**DIRECTION**
Skip all pictures; return exactly the lines from the one containing "Type out the text in this image." through the end of the data.
──────── INPUT MATERIAL ────────
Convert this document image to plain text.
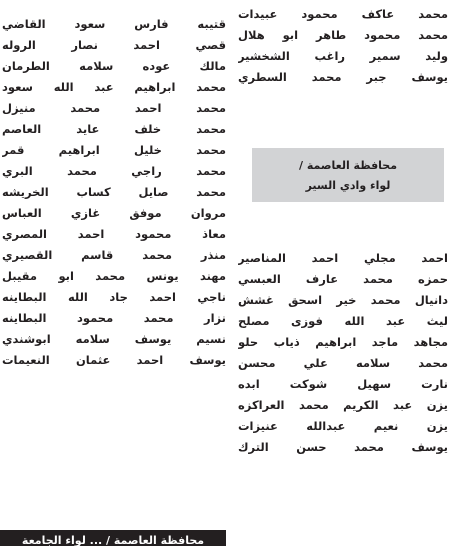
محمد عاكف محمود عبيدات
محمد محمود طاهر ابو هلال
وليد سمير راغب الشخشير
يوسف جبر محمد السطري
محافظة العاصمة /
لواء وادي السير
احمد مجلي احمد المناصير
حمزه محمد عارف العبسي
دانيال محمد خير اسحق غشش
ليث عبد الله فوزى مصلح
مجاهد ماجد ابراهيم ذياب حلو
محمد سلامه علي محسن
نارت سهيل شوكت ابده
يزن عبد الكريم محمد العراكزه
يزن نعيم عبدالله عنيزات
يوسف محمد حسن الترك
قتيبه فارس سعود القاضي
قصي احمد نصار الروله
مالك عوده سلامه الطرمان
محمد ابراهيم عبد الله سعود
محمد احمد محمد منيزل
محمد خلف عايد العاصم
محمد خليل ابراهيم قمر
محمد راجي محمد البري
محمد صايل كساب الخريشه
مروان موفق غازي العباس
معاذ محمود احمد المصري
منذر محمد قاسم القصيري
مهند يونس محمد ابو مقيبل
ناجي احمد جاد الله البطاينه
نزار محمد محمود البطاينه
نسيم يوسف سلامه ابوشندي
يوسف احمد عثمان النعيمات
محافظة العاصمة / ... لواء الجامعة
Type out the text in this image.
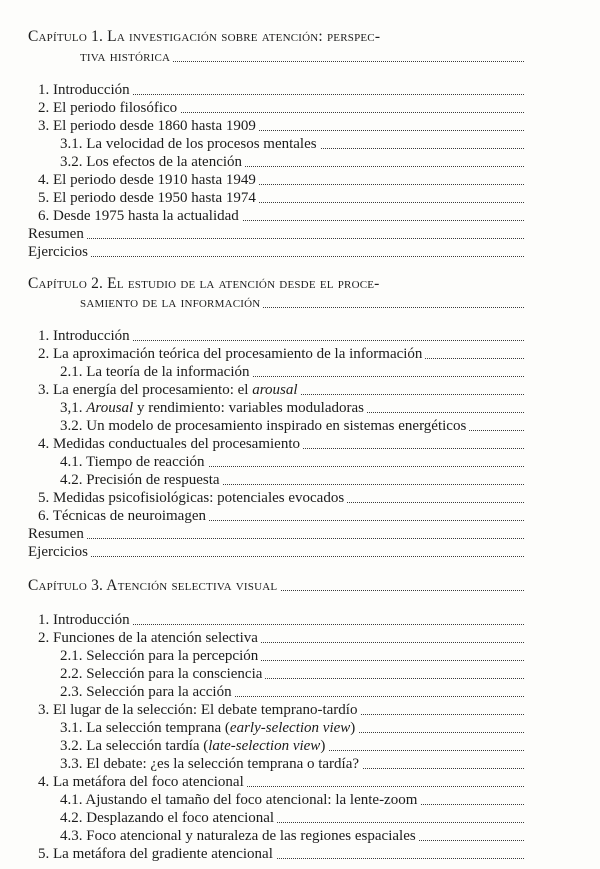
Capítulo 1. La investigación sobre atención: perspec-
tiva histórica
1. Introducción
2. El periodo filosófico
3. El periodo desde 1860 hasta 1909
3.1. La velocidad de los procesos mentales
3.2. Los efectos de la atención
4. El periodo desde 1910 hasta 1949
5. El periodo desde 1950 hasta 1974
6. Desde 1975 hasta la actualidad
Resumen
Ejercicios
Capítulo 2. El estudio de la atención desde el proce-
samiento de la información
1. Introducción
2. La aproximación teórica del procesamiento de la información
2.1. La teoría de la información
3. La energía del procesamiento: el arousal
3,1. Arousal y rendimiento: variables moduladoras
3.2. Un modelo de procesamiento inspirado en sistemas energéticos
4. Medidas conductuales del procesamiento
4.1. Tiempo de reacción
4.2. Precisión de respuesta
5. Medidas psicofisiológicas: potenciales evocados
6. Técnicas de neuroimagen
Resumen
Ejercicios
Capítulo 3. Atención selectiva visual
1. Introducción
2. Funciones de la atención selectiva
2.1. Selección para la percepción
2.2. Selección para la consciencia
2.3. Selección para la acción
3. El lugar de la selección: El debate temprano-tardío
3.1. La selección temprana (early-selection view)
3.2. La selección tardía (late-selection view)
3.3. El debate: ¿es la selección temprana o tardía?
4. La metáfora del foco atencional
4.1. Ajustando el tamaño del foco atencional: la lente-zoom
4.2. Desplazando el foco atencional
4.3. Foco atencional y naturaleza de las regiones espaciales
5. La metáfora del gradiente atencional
────────
**OUTPUT OF THE TASK**
Type out the text in this image.
Capítulo 1. La investigación sobre atención: perspec-
tiva histórica
1. Introducción
2. El periodo filosófico
3. El periodo desde 1860 hasta 1909
3.1. La velocidad de los procesos mentales
3.2. Los efectos de la atención
4. El periodo desde 1910 hasta 1949
5. El periodo desde 1950 hasta 1974
6. Desde 1975 hasta la actualidad
Resumen
Ejercicios
Capítulo 2. El estudio de la atención desde el proce-
samiento de la información
1. Introducción
2. La aproximación teórica del procesamiento de la información
2.1. La teoría de la información
3. La energía del procesamiento: el arousal
3,1. Arousal y rendimiento: variables moduladoras
3.2. Un modelo de procesamiento inspirado en sistemas energéticos
4. Medidas conductuales del procesamiento
4.1. Tiempo de reacción
4.2. Precisión de respuesta
5. Medidas psicofisiológicas: potenciales evocados
6. Técnicas de neuroimagen
Resumen
Ejercicios
Capítulo 3. Atención selectiva visual
1. Introducción
2. Funciones de la atención selectiva
2.1. Selección para la percepción
2.2. Selección para la consciencia
2.3. Selección para la acción
3. El lugar de la selección: El debate temprano-tardío
3.1. La selección temprana (early-selection view)
3.2. La selección tardía (late-selection view)
3.3. El debate: ¿es la selección temprana o tardía?
4. La metáfora del foco atencional
4.1. Ajustando el tamaño del foco atencional: la lente-zoom
4.2. Desplazando el foco atencional
4.3. Foco atencional y naturaleza de las regiones espaciales
5. La metáfora del gradiente atencional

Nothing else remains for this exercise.